Collect every line in the records below that contains the word "xlabel".

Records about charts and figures
####

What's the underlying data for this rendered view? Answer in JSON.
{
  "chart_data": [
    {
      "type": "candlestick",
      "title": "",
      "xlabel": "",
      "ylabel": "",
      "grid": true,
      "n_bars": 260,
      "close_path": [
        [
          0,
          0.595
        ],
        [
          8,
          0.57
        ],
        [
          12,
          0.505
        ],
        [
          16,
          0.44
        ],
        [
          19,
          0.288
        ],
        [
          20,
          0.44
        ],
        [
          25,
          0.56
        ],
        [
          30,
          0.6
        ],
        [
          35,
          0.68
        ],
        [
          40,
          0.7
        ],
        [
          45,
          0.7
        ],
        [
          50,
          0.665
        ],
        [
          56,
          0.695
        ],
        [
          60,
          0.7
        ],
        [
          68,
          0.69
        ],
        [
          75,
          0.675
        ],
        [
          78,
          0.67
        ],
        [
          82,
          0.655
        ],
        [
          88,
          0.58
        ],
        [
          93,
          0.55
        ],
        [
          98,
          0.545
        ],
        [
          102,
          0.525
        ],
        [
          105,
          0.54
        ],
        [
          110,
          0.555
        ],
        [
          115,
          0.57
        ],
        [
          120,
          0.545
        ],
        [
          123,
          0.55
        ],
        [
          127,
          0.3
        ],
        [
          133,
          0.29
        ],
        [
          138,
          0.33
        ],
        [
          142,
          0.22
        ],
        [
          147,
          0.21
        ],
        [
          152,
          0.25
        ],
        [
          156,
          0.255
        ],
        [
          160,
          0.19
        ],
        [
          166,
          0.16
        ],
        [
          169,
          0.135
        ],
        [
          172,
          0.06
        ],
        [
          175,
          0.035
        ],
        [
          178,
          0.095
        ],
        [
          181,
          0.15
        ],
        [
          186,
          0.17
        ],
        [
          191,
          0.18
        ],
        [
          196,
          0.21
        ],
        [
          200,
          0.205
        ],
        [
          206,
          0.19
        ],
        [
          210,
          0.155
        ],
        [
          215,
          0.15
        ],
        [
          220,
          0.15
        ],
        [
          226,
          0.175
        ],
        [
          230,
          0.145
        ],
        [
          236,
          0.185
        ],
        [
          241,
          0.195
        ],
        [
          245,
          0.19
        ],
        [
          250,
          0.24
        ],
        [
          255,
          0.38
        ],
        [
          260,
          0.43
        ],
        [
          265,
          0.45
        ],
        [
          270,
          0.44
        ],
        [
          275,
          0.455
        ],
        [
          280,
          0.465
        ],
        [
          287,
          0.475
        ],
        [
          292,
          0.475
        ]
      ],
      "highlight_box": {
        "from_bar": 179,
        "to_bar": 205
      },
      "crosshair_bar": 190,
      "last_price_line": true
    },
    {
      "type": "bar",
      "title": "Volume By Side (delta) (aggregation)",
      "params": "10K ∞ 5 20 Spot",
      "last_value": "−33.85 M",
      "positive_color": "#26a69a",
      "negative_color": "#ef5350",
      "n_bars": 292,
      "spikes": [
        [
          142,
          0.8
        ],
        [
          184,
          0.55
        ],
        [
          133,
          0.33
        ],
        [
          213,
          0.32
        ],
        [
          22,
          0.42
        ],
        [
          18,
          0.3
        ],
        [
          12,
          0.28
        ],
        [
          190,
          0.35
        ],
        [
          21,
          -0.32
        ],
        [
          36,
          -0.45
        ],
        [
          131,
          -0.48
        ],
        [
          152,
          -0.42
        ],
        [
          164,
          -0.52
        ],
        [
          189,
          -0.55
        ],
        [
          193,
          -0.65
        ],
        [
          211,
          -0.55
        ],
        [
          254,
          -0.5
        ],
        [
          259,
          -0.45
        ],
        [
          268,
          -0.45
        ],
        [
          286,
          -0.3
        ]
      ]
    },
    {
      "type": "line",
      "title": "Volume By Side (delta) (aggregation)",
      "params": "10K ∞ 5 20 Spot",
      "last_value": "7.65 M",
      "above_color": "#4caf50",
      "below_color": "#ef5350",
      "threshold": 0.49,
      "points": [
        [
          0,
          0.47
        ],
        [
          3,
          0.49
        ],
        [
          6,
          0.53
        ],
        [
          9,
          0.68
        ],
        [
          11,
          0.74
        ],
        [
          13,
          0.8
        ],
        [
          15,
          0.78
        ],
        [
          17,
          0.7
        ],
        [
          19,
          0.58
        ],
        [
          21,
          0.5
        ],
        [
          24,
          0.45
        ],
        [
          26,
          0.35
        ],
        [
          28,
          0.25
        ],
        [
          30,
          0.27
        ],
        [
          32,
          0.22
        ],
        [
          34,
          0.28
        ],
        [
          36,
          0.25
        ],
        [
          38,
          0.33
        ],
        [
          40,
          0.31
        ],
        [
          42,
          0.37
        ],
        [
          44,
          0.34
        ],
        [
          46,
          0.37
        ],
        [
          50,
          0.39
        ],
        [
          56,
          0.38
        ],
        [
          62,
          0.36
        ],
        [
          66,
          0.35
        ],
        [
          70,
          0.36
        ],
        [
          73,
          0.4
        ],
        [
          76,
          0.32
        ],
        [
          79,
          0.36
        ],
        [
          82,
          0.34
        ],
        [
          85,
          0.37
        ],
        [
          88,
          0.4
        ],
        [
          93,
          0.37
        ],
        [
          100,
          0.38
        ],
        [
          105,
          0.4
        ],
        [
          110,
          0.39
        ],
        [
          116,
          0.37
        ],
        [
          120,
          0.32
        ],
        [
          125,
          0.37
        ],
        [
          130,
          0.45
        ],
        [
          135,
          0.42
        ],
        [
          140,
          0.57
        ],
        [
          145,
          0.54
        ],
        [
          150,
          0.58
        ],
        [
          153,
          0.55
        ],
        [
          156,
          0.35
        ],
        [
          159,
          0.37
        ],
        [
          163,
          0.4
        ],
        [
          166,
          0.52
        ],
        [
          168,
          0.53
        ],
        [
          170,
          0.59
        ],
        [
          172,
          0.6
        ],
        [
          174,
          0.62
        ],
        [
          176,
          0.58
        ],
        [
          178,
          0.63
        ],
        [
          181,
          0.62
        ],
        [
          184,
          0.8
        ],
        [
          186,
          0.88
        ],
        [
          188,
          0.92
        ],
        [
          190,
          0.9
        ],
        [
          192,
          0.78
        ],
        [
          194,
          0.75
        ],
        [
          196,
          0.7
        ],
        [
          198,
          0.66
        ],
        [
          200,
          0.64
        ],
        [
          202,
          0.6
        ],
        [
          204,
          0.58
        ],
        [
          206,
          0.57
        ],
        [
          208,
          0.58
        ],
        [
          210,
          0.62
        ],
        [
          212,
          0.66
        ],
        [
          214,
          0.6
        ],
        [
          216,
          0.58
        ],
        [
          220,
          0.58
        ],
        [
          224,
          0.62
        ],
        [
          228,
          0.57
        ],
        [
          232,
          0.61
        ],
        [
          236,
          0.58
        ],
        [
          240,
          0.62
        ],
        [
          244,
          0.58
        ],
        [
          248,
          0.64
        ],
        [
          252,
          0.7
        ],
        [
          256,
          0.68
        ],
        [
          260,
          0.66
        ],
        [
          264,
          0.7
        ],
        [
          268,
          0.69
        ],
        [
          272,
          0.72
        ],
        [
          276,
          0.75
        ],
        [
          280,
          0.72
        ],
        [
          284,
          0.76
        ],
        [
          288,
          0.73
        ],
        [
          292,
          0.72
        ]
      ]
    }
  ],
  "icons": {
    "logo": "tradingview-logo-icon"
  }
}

####

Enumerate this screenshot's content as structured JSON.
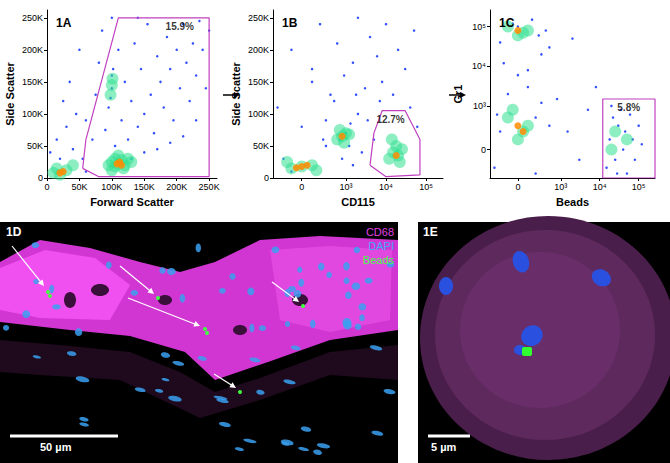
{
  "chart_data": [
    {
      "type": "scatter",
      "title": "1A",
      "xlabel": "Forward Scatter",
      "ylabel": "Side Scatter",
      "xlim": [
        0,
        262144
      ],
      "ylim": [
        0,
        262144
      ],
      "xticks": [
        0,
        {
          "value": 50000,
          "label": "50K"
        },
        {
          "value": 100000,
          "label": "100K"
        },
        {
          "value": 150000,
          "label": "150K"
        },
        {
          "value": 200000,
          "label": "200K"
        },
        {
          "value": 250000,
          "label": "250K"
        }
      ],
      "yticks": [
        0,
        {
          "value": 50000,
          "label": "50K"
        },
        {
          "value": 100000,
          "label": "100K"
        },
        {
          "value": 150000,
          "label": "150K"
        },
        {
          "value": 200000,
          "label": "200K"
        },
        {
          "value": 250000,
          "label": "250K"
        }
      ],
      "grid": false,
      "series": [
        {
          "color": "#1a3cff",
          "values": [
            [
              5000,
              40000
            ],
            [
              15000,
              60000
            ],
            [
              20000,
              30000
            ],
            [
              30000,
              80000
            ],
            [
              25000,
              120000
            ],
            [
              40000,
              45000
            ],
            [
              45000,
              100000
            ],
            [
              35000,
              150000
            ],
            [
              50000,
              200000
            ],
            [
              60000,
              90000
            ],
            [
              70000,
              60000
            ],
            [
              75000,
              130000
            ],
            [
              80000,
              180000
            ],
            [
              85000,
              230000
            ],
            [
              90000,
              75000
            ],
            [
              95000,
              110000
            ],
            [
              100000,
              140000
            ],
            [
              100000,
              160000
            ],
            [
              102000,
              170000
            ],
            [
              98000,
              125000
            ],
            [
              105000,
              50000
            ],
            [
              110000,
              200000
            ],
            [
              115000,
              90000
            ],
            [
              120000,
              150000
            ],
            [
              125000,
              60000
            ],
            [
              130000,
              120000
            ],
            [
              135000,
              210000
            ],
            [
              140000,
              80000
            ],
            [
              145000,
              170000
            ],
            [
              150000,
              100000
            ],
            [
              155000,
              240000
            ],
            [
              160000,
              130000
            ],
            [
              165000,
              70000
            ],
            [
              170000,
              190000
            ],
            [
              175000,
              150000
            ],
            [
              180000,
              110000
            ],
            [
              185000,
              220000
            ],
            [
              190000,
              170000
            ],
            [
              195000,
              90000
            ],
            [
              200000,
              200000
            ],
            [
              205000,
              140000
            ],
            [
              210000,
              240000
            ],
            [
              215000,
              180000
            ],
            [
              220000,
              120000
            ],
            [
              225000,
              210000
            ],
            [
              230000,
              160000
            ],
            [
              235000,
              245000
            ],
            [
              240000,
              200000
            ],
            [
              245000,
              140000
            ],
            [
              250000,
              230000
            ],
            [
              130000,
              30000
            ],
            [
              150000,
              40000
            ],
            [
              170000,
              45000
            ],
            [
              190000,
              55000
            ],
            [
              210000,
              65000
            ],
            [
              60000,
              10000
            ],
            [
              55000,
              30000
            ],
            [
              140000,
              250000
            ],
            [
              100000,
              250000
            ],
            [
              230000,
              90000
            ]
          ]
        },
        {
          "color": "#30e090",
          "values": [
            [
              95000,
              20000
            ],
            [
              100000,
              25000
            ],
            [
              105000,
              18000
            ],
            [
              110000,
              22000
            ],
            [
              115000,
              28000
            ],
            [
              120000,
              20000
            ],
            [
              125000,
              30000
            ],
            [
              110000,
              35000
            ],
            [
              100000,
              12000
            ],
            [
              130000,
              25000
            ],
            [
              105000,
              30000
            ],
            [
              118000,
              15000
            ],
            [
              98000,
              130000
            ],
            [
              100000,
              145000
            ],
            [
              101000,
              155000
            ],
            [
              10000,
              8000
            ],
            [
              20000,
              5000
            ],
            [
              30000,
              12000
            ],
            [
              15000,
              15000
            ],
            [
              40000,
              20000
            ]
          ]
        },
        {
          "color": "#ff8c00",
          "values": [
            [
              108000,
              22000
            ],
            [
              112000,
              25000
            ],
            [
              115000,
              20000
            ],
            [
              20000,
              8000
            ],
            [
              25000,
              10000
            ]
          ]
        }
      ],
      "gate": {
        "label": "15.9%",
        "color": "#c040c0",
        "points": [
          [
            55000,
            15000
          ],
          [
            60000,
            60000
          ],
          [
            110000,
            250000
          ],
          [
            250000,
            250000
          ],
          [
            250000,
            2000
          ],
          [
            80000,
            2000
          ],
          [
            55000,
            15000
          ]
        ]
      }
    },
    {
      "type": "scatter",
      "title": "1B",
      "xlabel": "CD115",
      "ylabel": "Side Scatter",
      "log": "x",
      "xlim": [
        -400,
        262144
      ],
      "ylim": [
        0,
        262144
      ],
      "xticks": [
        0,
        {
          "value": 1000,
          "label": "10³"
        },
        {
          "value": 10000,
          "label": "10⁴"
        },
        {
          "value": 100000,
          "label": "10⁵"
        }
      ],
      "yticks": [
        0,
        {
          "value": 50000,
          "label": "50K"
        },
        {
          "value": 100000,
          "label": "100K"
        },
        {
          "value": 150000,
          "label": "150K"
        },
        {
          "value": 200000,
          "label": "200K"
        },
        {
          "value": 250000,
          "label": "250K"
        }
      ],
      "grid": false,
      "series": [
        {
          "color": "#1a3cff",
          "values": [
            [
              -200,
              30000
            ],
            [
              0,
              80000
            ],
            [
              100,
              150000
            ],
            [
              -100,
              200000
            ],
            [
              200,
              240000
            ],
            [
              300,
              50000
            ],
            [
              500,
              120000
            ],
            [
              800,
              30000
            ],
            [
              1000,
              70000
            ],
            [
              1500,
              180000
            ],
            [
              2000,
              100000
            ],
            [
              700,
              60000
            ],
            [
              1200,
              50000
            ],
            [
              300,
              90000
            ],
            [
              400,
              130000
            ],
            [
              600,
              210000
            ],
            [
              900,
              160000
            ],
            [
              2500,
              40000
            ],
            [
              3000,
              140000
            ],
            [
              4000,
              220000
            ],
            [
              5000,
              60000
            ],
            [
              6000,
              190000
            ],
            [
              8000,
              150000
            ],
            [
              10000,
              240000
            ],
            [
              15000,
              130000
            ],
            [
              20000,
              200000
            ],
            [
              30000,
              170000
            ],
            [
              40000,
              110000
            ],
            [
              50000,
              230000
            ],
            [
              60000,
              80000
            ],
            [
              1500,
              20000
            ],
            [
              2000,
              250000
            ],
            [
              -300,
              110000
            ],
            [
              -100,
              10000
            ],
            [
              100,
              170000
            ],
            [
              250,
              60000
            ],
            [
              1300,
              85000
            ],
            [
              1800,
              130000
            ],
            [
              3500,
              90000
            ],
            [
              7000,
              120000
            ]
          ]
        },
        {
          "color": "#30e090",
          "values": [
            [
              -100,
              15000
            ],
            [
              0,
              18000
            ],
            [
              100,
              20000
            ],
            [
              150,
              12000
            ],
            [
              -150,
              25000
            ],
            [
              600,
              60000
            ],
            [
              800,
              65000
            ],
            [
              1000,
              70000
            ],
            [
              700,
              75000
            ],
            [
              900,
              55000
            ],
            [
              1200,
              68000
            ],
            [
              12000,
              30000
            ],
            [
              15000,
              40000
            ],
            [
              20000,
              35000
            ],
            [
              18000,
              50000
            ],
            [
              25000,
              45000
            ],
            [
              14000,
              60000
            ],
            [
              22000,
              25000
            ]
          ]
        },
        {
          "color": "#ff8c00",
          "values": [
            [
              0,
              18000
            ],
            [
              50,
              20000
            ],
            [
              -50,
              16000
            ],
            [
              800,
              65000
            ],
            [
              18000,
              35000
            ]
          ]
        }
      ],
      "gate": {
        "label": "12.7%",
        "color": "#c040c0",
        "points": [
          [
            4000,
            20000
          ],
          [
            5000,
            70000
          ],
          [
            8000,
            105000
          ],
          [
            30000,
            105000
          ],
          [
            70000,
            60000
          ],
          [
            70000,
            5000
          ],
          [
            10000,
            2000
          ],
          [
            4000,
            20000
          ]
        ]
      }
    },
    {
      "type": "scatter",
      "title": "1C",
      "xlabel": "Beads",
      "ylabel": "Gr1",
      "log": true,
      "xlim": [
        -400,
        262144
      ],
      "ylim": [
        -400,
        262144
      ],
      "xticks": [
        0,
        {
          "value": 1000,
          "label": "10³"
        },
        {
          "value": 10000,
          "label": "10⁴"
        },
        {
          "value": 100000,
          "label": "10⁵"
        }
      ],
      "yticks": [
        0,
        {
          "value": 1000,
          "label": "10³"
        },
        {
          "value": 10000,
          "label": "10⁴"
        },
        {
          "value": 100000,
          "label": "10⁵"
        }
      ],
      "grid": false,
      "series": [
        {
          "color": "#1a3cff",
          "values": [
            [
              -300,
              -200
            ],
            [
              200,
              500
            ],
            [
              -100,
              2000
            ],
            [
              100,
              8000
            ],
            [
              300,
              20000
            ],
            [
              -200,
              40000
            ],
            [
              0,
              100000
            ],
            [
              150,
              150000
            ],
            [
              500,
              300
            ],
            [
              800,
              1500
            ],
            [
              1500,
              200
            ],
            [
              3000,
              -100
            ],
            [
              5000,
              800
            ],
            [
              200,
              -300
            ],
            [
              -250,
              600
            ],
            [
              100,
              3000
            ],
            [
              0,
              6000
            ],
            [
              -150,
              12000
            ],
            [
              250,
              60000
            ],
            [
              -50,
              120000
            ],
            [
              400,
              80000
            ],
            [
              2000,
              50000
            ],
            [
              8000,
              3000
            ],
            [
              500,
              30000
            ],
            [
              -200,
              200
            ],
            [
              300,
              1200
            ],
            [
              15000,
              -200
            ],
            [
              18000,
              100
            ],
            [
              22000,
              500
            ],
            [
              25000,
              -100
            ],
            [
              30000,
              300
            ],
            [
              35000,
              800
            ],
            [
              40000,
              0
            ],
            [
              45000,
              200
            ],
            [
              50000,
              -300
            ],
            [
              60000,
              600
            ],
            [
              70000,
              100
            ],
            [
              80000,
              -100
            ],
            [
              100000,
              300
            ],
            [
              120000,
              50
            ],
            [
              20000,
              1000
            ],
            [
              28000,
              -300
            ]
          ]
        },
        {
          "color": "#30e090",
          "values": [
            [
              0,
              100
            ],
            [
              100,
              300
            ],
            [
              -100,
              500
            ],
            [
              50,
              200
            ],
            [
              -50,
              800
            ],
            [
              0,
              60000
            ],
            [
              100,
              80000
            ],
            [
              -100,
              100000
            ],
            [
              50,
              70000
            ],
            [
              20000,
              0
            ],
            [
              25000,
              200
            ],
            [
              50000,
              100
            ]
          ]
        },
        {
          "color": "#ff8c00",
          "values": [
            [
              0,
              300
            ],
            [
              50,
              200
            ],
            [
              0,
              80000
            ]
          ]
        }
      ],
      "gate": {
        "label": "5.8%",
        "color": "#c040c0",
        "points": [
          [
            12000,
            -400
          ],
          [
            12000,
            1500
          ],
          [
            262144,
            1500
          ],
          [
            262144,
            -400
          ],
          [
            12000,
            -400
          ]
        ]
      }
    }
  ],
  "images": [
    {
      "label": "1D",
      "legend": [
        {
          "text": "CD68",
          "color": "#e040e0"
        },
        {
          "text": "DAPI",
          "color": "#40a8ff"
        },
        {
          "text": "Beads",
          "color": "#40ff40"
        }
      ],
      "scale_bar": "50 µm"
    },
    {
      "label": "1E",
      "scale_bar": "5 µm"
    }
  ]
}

####

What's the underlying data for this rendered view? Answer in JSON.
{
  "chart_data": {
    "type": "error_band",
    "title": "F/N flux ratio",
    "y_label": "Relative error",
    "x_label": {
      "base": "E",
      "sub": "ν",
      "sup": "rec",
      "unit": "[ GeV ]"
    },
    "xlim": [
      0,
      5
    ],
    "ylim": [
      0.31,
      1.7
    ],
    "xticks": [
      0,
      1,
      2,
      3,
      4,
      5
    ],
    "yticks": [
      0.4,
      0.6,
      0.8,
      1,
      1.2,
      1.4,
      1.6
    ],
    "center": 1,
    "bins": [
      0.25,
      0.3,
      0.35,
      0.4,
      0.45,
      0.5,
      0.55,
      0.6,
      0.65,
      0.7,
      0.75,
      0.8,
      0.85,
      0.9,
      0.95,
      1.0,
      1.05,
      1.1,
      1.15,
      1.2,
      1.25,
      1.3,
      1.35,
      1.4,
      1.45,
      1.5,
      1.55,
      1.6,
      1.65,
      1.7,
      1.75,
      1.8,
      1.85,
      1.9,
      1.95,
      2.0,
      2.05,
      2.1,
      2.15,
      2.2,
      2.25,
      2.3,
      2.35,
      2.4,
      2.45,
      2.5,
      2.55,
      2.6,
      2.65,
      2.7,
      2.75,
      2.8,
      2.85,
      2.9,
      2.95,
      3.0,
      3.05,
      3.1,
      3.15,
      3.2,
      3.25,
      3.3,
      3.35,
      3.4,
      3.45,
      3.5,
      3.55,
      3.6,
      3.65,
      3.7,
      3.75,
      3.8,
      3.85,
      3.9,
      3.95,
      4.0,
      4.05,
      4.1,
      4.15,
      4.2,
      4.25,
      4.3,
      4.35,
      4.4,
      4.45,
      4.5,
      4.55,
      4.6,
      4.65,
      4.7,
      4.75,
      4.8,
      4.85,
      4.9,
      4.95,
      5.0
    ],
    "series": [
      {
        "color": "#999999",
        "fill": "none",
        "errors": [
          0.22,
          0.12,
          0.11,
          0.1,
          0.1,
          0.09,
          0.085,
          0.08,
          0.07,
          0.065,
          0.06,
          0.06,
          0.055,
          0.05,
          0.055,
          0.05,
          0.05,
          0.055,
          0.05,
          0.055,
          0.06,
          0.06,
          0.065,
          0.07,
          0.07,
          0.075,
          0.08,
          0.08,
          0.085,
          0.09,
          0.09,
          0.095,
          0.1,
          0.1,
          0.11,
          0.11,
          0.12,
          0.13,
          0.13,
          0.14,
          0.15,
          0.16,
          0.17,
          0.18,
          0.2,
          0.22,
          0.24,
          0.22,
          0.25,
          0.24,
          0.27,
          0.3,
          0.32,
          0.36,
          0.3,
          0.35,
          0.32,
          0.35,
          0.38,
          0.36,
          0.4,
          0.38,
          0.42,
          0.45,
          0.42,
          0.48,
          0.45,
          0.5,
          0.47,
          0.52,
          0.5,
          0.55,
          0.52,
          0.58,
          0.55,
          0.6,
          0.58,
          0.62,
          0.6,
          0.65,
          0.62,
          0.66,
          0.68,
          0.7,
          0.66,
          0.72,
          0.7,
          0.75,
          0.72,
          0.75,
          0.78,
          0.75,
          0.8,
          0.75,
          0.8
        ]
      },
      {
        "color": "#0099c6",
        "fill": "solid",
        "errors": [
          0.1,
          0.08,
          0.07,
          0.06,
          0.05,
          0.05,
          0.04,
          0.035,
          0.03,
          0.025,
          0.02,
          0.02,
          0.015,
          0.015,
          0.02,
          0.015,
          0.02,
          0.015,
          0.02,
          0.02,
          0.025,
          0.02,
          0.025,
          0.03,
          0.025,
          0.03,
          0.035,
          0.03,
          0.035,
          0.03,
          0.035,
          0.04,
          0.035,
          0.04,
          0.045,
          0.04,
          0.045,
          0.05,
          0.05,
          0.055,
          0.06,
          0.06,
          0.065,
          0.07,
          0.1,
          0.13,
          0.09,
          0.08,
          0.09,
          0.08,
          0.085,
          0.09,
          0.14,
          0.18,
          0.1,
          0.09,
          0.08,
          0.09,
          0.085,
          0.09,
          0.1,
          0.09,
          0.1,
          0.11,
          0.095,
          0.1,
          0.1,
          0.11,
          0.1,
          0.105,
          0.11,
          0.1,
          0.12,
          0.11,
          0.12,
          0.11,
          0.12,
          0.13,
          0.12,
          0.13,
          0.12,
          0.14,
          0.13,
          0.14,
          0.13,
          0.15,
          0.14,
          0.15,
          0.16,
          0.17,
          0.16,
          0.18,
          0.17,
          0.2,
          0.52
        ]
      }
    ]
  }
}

####

▶ _Full output_:
      "xlabel": "",
      "xlabel": "Forward Scatter",
      "xlabel": "CD115",
      "xlabel": "Beads",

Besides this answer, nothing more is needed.